Extracted records:
--------------------
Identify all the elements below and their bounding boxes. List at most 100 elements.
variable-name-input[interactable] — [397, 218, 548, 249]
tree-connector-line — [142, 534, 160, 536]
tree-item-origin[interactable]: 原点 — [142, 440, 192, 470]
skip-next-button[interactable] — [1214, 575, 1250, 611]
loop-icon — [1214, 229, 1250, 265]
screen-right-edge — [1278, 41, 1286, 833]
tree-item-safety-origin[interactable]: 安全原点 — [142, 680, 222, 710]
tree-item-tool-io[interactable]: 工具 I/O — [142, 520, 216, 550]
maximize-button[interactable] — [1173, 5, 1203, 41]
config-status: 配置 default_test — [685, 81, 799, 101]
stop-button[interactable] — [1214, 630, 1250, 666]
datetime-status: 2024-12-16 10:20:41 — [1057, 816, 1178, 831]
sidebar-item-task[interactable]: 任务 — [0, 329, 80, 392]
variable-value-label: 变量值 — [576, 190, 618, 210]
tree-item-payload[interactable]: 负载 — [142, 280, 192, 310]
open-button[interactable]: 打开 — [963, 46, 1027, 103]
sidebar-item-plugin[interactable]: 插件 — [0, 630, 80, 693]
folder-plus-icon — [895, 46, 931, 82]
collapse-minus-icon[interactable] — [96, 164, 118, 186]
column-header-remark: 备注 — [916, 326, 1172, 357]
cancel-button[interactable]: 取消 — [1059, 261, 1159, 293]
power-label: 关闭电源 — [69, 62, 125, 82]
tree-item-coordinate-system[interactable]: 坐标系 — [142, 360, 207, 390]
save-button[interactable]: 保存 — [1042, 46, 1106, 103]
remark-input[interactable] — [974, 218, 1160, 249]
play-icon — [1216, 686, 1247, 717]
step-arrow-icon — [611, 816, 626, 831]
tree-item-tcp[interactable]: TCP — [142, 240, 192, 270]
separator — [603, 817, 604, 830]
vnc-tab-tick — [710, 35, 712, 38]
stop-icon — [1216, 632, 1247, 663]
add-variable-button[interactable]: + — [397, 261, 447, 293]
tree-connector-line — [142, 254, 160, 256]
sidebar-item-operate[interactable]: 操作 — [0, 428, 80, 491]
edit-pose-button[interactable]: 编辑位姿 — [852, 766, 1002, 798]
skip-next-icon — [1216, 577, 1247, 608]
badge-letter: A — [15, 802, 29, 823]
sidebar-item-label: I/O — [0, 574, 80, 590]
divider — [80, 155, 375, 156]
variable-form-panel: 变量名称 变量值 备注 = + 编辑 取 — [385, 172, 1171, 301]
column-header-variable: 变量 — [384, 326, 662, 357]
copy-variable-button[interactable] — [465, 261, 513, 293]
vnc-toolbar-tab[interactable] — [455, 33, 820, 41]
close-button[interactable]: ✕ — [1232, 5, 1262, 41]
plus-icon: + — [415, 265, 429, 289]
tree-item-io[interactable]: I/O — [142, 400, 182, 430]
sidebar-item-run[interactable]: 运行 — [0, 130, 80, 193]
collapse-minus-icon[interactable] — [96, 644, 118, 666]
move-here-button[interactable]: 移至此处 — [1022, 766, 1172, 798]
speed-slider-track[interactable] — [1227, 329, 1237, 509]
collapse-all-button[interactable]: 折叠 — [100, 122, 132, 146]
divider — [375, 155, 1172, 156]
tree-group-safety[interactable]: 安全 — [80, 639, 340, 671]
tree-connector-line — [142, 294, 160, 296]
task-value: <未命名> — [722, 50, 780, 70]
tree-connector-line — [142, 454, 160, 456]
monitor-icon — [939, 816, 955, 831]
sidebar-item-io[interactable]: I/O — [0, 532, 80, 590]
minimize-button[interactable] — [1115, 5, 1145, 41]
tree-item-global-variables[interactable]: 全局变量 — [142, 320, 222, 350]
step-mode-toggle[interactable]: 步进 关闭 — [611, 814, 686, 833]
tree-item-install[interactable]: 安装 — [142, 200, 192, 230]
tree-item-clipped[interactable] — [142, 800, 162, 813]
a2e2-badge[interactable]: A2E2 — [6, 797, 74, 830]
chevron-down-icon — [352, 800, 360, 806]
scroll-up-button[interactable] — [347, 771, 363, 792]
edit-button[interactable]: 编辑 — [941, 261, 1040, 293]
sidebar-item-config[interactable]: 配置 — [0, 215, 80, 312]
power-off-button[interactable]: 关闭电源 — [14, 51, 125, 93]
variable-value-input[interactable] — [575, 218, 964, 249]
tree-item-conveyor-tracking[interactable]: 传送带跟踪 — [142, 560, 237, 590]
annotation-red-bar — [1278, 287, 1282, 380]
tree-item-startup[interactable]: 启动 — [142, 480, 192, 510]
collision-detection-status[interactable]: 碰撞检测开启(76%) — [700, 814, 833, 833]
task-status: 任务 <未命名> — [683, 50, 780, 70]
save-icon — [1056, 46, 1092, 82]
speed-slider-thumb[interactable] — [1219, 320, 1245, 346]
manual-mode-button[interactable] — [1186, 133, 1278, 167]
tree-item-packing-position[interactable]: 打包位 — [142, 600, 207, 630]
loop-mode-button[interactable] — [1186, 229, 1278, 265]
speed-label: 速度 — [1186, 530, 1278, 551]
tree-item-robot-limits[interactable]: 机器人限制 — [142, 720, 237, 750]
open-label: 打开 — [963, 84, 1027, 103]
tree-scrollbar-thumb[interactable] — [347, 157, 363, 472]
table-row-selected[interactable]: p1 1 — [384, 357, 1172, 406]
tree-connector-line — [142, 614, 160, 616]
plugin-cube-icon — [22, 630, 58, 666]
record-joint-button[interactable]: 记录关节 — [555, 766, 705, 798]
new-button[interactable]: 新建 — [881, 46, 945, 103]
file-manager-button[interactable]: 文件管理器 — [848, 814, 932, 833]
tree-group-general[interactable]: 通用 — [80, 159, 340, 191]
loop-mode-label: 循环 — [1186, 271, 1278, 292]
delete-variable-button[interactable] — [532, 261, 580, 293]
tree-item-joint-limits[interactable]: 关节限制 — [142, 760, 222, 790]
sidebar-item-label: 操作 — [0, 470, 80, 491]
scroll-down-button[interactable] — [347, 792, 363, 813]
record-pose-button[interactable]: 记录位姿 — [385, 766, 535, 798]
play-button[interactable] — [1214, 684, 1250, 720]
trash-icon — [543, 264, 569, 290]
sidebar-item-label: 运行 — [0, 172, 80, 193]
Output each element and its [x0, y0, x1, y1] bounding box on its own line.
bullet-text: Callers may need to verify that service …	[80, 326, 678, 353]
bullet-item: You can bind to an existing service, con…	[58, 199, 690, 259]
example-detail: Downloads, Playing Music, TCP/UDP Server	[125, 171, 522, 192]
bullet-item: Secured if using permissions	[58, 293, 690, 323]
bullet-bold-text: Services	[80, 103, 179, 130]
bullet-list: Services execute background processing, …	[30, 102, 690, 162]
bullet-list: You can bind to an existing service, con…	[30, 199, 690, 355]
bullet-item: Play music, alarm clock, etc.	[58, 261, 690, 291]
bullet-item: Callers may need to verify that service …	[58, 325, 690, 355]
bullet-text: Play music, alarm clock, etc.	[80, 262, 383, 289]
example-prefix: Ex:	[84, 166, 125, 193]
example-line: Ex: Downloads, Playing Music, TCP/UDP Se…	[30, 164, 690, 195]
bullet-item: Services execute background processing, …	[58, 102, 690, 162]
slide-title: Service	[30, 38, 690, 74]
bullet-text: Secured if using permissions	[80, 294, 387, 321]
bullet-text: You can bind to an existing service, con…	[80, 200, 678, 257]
--------------------
Your task: Copy out every line of the records above without any changes.

Answer:
Identify all the elements below and their bounding boxes. List at most 100 elements.
variable-name-input[interactable] — [397, 218, 548, 249]
tree-connector-line — [142, 534, 160, 536]
tree-item-origin[interactable]: 原点 — [142, 440, 192, 470]
skip-next-button[interactable] — [1214, 575, 1250, 611]
loop-icon — [1214, 229, 1250, 265]
screen-right-edge — [1278, 41, 1286, 833]
tree-item-safety-origin[interactable]: 安全原点 — [142, 680, 222, 710]
tree-item-tool-io[interactable]: 工具 I/O — [142, 520, 216, 550]
maximize-button[interactable] — [1173, 5, 1203, 41]
config-status: 配置 default_test — [685, 81, 799, 101]
stop-button[interactable] — [1214, 630, 1250, 666]
datetime-status: 2024-12-16 10:20:41 — [1057, 816, 1178, 831]
sidebar-item-task[interactable]: 任务 — [0, 329, 80, 392]
variable-value-label: 变量值 — [576, 190, 618, 210]
tree-item-payload[interactable]: 负载 — [142, 280, 192, 310]
open-button[interactable]: 打开 — [963, 46, 1027, 103]
sidebar-item-plugin[interactable]: 插件 — [0, 630, 80, 693]
folder-plus-icon — [895, 46, 931, 82]
collapse-minus-icon[interactable] — [96, 164, 118, 186]
column-header-remark: 备注 — [916, 326, 1172, 357]
cancel-button[interactable]: 取消 — [1059, 261, 1159, 293]
power-label: 关闭电源 — [69, 62, 125, 82]
tree-item-coordinate-system[interactable]: 坐标系 — [142, 360, 207, 390]
save-button[interactable]: 保存 — [1042, 46, 1106, 103]
remark-input[interactable] — [974, 218, 1160, 249]
play-icon — [1216, 686, 1247, 717]
step-arrow-icon — [611, 816, 626, 831]
tree-item-tcp[interactable]: TCP — [142, 240, 192, 270]
separator — [603, 817, 604, 830]
vnc-tab-tick — [710, 35, 712, 38]
stop-icon — [1216, 632, 1247, 663]
add-variable-button[interactable]: + — [397, 261, 447, 293]
tree-connector-line — [142, 254, 160, 256]
sidebar-item-operate[interactable]: 操作 — [0, 428, 80, 491]
edit-pose-button[interactable]: 编辑位姿 — [852, 766, 1002, 798]
skip-next-icon — [1216, 577, 1247, 608]
badge-letter: A — [15, 802, 29, 823]
sidebar-item-label: I/O — [0, 574, 80, 590]
divider — [80, 155, 375, 156]
variable-form-panel: 变量名称 变量值 备注 = + 编辑 取 — [385, 172, 1171, 301]
column-header-variable: 变量 — [384, 326, 662, 357]
copy-variable-button[interactable] — [465, 261, 513, 293]
vnc-toolbar-tab[interactable] — [455, 33, 820, 41]
close-button[interactable]: ✕ — [1232, 5, 1262, 41]
plus-icon: + — [415, 265, 429, 289]
tree-item-io[interactable]: I/O — [142, 400, 182, 430]
sidebar-item-run[interactable]: 运行 — [0, 130, 80, 193]
collapse-minus-icon[interactable] — [96, 644, 118, 666]
move-here-button[interactable]: 移至此处 — [1022, 766, 1172, 798]
speed-slider-track[interactable] — [1227, 329, 1237, 509]
collapse-all-button[interactable]: 折叠 — [100, 122, 132, 146]
divider — [375, 155, 1172, 156]
tree-group-safety[interactable]: 安全 — [80, 639, 340, 671]
tree-connector-line — [142, 294, 160, 296]
task-value: <未命名> — [722, 50, 780, 70]
tree-connector-line — [142, 454, 160, 456]
monitor-icon — [939, 816, 955, 831]
sidebar-item-io[interactable]: I/O — [0, 532, 80, 590]
minimize-button[interactable] — [1115, 5, 1145, 41]
tree-item-global-variables[interactable]: 全局变量 — [142, 320, 222, 350]
step-mode-toggle[interactable]: 步进 关闭 — [611, 814, 686, 833]
tree-item-install[interactable]: 安装 — [142, 200, 192, 230]
tree-item-clipped[interactable] — [142, 800, 162, 813]
a2e2-badge[interactable]: A2E2 — [6, 797, 74, 830]
chevron-down-icon — [352, 800, 360, 806]
scroll-up-button[interactable] — [347, 771, 363, 792]
edit-button[interactable]: 编辑 — [941, 261, 1040, 293]
sidebar-item-config[interactable]: 配置 — [0, 215, 80, 312]
power-off-button[interactable]: 关闭电源 — [14, 51, 125, 93]
variable-value-input[interactable] — [575, 218, 964, 249]
tree-item-conveyor-tracking[interactable]: 传送带跟踪 — [142, 560, 237, 590]
annotation-red-bar — [1278, 287, 1282, 380]
tree-item-startup[interactable]: 启动 — [142, 480, 192, 510]
collision-detection-status[interactable]: 碰撞检测开启(76%) — [700, 814, 833, 833]
task-status: 任务 <未命名> — [683, 50, 780, 70]
save-icon — [1056, 46, 1092, 82]
speed-slider-thumb[interactable] — [1219, 320, 1245, 346]
manual-mode-button[interactable] — [1186, 133, 1278, 167]
tree-item-packing-position[interactable]: 打包位 — [142, 600, 207, 630]
loop-mode-button[interactable] — [1186, 229, 1278, 265]
speed-label: 速度 — [1186, 530, 1278, 551]
tree-item-robot-limits[interactable]: 机器人限制 — [142, 720, 237, 750]
open-label: 打开 — [963, 84, 1027, 103]
tree-scrollbar-thumb[interactable] — [347, 157, 363, 472]
table-row-selected[interactable]: p1 1 — [384, 357, 1172, 406]
tree-connector-line — [142, 614, 160, 616]
plugin-cube-icon — [22, 630, 58, 666]
record-joint-button[interactable]: 记录关节 — [555, 766, 705, 798]
new-button[interactable]: 新建 — [881, 46, 945, 103]
file-manager-button[interactable]: 文件管理器 — [848, 814, 932, 833]
tree-group-general[interactable]: 通用 — [80, 159, 340, 191]
loop-mode-label: 循环 — [1186, 271, 1278, 292]
delete-variable-button[interactable] — [532, 261, 580, 293]
tree-item-joint-limits[interactable]: 关节限制 — [142, 760, 222, 790]
sidebar-item-label: 操作 — [0, 470, 80, 491]
scroll-down-button[interactable] — [347, 792, 363, 813]
record-pose-button[interactable]: 记录位姿 — [385, 766, 535, 798]
play-button[interactable] — [1214, 684, 1250, 720]
trash-icon — [543, 264, 569, 290]
sidebar-item-label: 运行 — [0, 172, 80, 193]
Output each element and its [x0, y0, x1, y1] bounding box on its own line.
bullet-text: Callers may need to verify that service …	[80, 326, 678, 353]
bullet-item: You can bind to an existing service, con…	[58, 199, 690, 259]
example-detail: Downloads, Playing Music, TCP/UDP Server	[125, 171, 522, 192]
bullet-item: Secured if using permissions	[58, 293, 690, 323]
bullet-bold-text: Services	[80, 103, 179, 130]
bullet-list: Services execute background processing, …	[30, 102, 690, 162]
bullet-list: You can bind to an existing service, con…	[30, 199, 690, 355]
bullet-item: Play music, alarm clock, etc.	[58, 261, 690, 291]
bullet-item: Callers may need to verify that service …	[58, 325, 690, 355]
bullet-text: Play music, alarm clock, etc.	[80, 262, 383, 289]
example-prefix: Ex:	[84, 166, 125, 193]
example-line: Ex: Downloads, Playing Music, TCP/UDP Se…	[30, 164, 690, 195]
bullet-item: Services execute background processing, …	[58, 102, 690, 162]
slide-title: Service	[30, 38, 690, 74]
bullet-text: Secured if using permissions	[80, 294, 387, 321]
bullet-text: You can bind to an existing service, con…	[80, 200, 678, 257]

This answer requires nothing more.